* _Required task_
Could you set out the lines below as a Markdown table with the columns "Number" and "Line", skipping blank lines and leaving out the picture?
※
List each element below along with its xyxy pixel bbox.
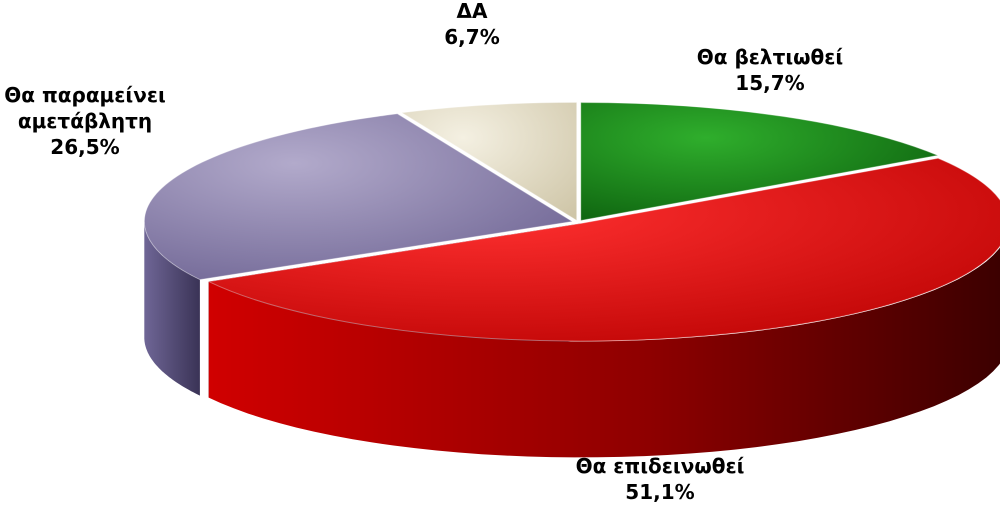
slice-value-1: 51,1%: [625, 480, 694, 504]
slice-category-2: Θα παραμείνει: [4, 83, 166, 107]
pie-tops: [143, 101, 1000, 342]
slice-label-2: Θα παραμείνει αμετάβλητη 26,5%: [4, 83, 166, 159]
pie-slice-side-1: [208, 247, 1000, 458]
slice-category-2: αμετάβλητη: [18, 109, 152, 133]
slice-value-3: 6,7%: [444, 25, 499, 49]
pie-slice-3: [400, 101, 578, 222]
slice-category-3: ΔΑ: [457, 0, 488, 23]
slice-category-0: Θα βελτιωθεί: [697, 45, 844, 69]
slice-label-3: ΔΑ 6,7%: [444, 0, 499, 49]
pie-slice-2: [143, 113, 574, 281]
pie-labels: Θα βελτιωθεί 15,7% Θα επιδεινωθεί 51,1% Θα π…: [4, 0, 843, 504]
slice-value-2: 26,5%: [50, 135, 119, 159]
pie-slice-0: [580, 101, 940, 222]
slice-category-1: Θα επιδεινωθεί: [576, 454, 745, 478]
pie-slice-1: [207, 157, 1000, 342]
slice-label-0: Θα βελτιωθεί 15,7%: [697, 45, 844, 95]
slice-label-1: Θα επιδεινωθεί 51,1%: [576, 454, 745, 504]
slice-value-0: 15,7%: [735, 71, 804, 95]
pie-slice-side-2: [144, 221, 200, 396]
※
* _Reply_
| Number | Line |
|---|---|
| 1 | List each element below along with its xyxy pixel bbox. |
| 2 | slice-value-1: 51,1%: [625, 480, 694, 504] |
| 3 | slice-category-2: Θα παραμείνει: [4, 83, 166, 107] |
| 4 | pie-tops: [143, 101, 1000, 342] |
| 5 | slice-label-2: Θα παραμείνει αμετάβλητη 26,5%: [4, 83, 166, 159] |
| 6 | pie-slice-side-1: [208, 247, 1000, 458] |
| 7 | slice-category-2: αμετάβλητη: [18, 109, 152, 133] |
| 8 | slice-value-3: 6,7%: [444, 25, 499, 49] |
| 9 | pie-slice-3: [400, 101, 578, 222] |
| 10 | slice-category-3: ΔΑ: [457, 0, 488, 23] |
| 11 | slice-category-0: Θα βελτιωθεί: [697, 45, 844, 69] |
| 12 | slice-label-3: ΔΑ 6,7%: [444, 0, 499, 49] |
| 13 | pie-slice-2: [143, 113, 574, 281] |
| 14 | pie-labels: Θα βελτιωθεί 15,7% Θα επιδεινωθεί 51,1% Θα π…: [4, 0, 843, 504] |
| 15 | slice-value-2: 26,5%: [50, 135, 119, 159] |
| 16 | pie-slice-0: [580, 101, 940, 222] |
| 17 | slice-category-1: Θα επιδεινωθεί: [576, 454, 745, 478] |
| 18 | pie-slice-1: [207, 157, 1000, 342] |
| 19 | slice-label-0: Θα βελτιωθεί 15,7%: [697, 45, 844, 95] |
| 20 | slice-label-1: Θα επιδεινωθεί 51,1%: [576, 454, 745, 504] |
| 21 | slice-value-0: 15,7%: [735, 71, 804, 95] |
| 22 | pie-slice-side-2: [144, 221, 200, 396] |